Brief =
A verbatim copy of the records is required, with all pictures left out.
== == ==
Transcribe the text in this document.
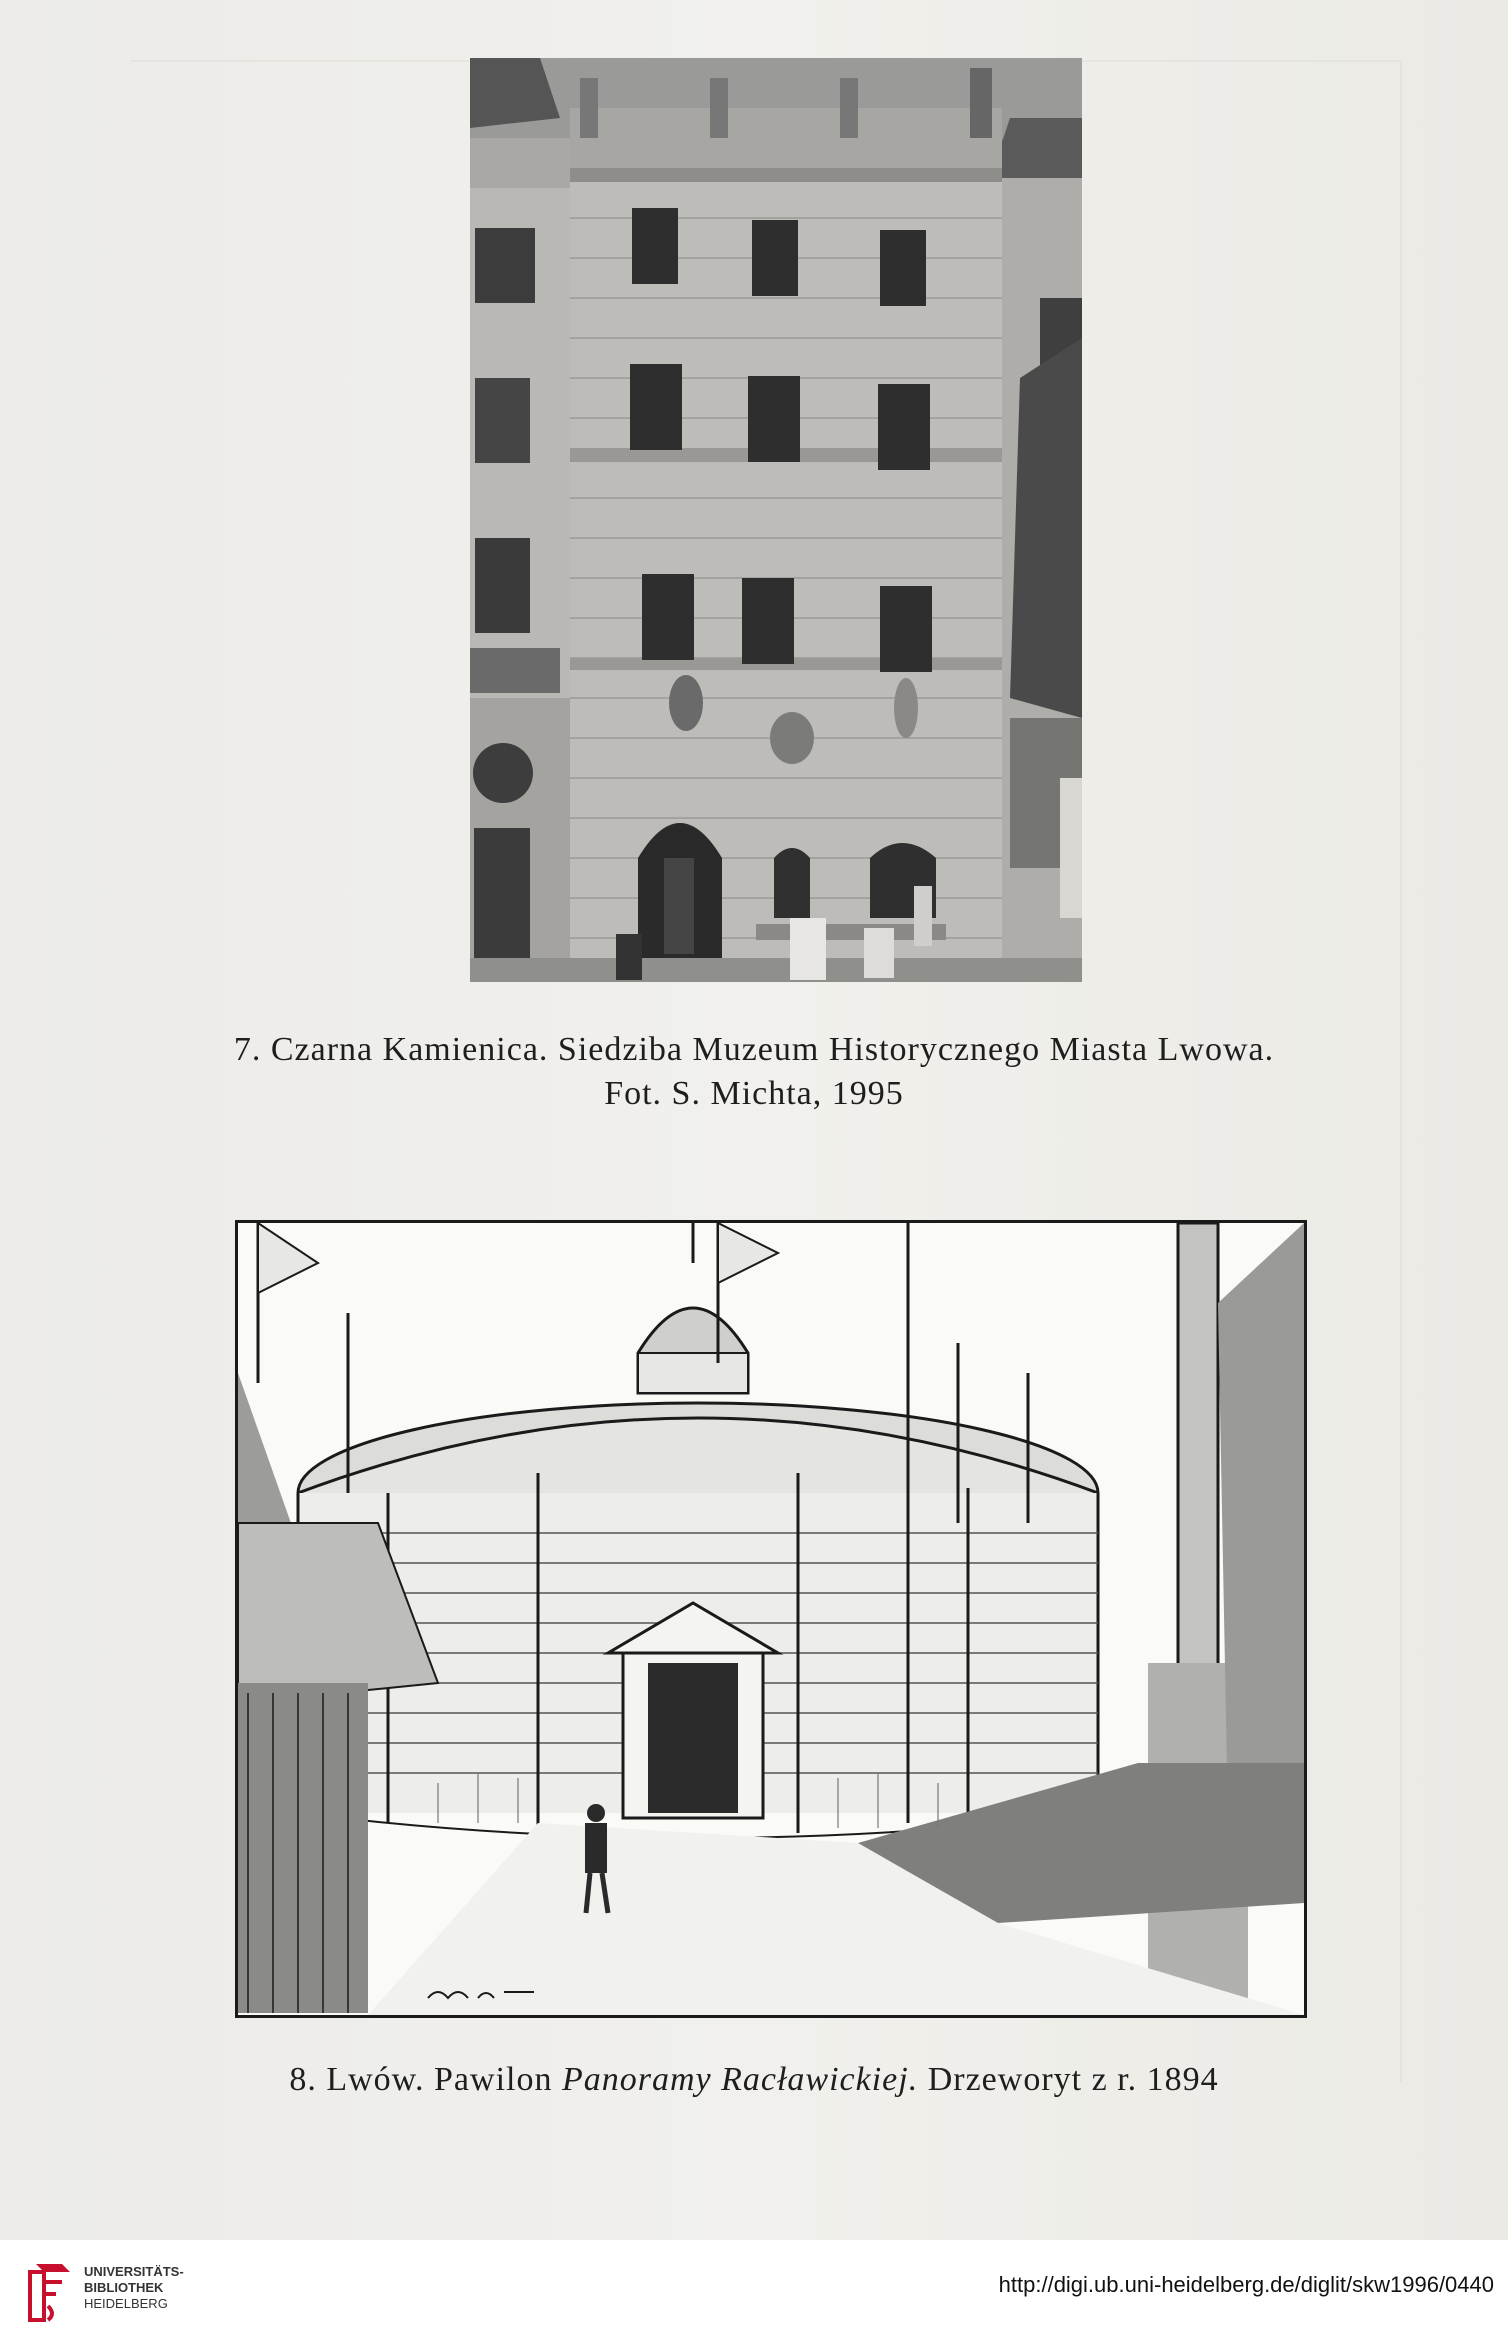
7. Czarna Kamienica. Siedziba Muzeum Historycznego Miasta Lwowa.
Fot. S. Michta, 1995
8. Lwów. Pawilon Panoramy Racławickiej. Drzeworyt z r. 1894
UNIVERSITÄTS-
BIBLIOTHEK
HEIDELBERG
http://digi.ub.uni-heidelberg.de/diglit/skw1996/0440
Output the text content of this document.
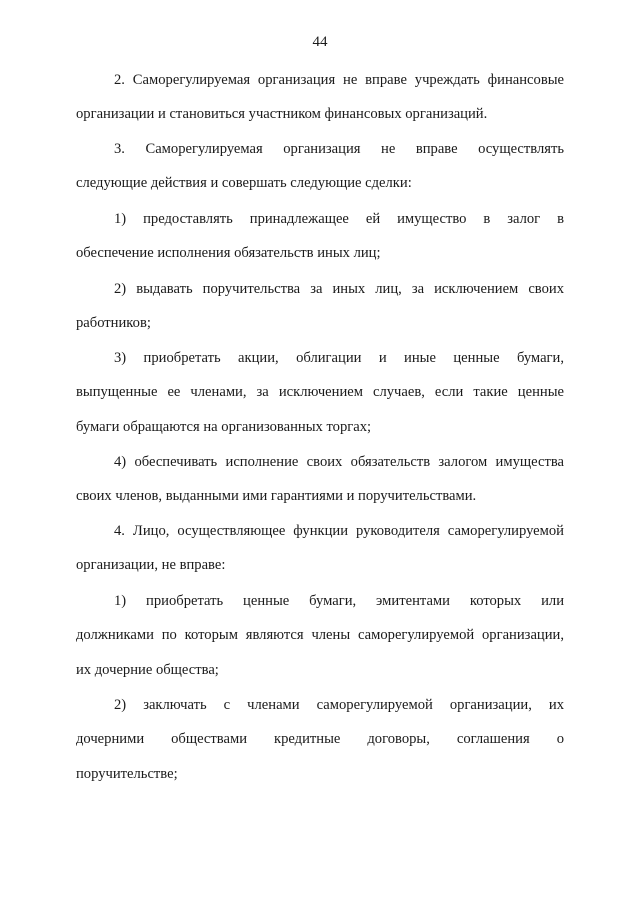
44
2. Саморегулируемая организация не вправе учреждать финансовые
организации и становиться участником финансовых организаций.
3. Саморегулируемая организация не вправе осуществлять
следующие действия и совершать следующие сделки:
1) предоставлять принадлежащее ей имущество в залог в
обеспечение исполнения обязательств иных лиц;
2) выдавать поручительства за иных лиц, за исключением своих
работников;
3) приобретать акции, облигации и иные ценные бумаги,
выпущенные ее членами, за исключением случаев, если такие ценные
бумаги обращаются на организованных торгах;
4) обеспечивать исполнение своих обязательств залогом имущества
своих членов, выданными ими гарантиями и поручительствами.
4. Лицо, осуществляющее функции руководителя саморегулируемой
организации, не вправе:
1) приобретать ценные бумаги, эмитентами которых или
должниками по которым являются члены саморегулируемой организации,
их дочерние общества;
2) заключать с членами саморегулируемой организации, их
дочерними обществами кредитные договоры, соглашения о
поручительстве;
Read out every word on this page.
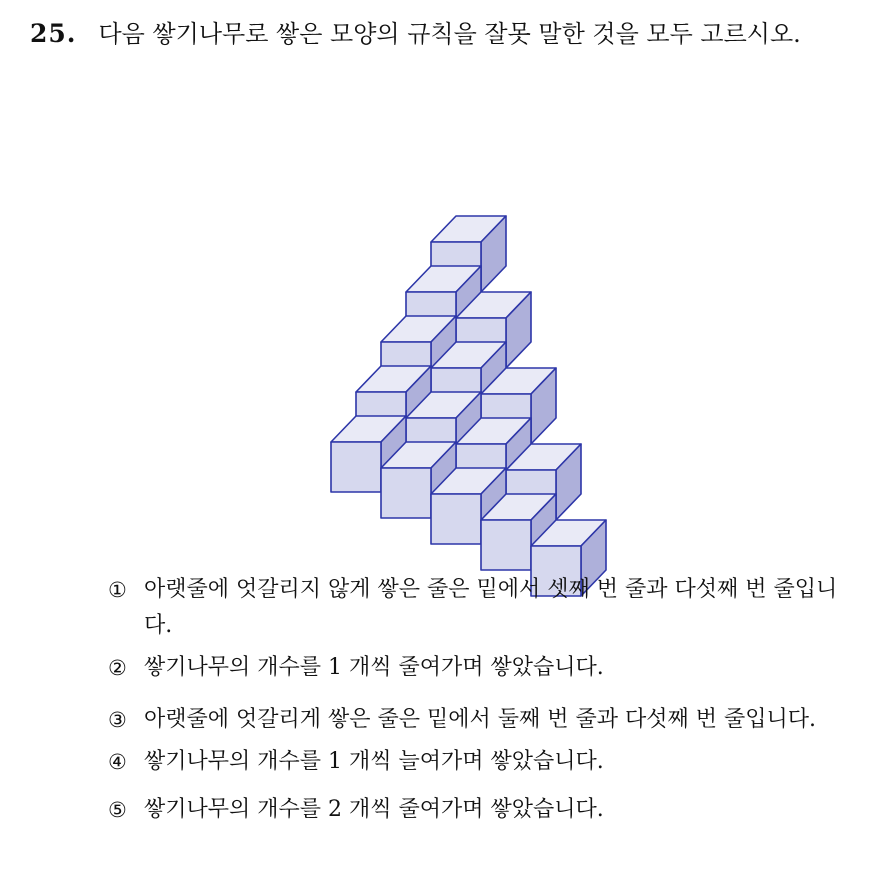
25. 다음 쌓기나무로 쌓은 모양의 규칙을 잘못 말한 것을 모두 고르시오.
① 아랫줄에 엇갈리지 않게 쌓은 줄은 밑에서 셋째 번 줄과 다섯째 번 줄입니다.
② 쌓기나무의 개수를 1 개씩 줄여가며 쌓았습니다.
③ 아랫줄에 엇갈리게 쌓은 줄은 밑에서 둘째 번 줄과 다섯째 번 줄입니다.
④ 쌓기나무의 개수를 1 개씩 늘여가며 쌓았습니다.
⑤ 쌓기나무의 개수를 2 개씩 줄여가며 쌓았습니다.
== == ==
Expected output =
Transcribe the text in this document.
7. Czarna Kamienica. Siedziba Muzeum Historycznego Miasta Lwowa.
Fot. S. Michta, 1995
8. Lwów. Pawilon Panoramy Racławickiej. Drzeworyt z r. 1894
UNIVERSITÄTS-
BIBLIOTHEK
HEIDELBERG
http://digi.ub.uni-heidelberg.de/diglit/skw1996/0440
Output the text content of this document.
44
2. Саморегулируемая организация не вправе учреждать финансовые
организации и становиться участником финансовых организаций.
3. Саморегулируемая организация не вправе осуществлять
следующие действия и совершать следующие сделки:
1) предоставлять принадлежащее ей имущество в залог в
обеспечение исполнения обязательств иных лиц;
2) выдавать поручительства за иных лиц, за исключением своих
работников;
3) приобретать акции, облигации и иные ценные бумаги,
выпущенные ее членами, за исключением случаев, если такие ценные
бумаги обращаются на организованных торгах;
4) обеспечивать исполнение своих обязательств залогом имущества
своих членов, выданными ими гарантиями и поручительствами.
4. Лицо, осуществляющее функции руководителя саморегулируемой
организации, не вправе:
1) приобретать ценные бумаги, эмитентами которых или
должниками по которым являются члены саморегулируемой организации,
их дочерние общества;
2) заключать с членами саморегулируемой организации, их
дочерними обществами кредитные договоры, соглашения о
поручительстве;
Read out every word on this page.
25. 다음 쌓기나무로 쌓은 모양의 규칙을 잘못 말한 것을 모두 고르시오.
① 아랫줄에 엇갈리지 않게 쌓은 줄은 밑에서 셋째 번 줄과 다섯째 번 줄입니다.
② 쌓기나무의 개수를 1 개씩 줄여가며 쌓았습니다.
③ 아랫줄에 엇갈리게 쌓은 줄은 밑에서 둘째 번 줄과 다섯째 번 줄입니다.
④ 쌓기나무의 개수를 1 개씩 늘여가며 쌓았습니다.
⑤ 쌓기나무의 개수를 2 개씩 줄여가며 쌓았습니다.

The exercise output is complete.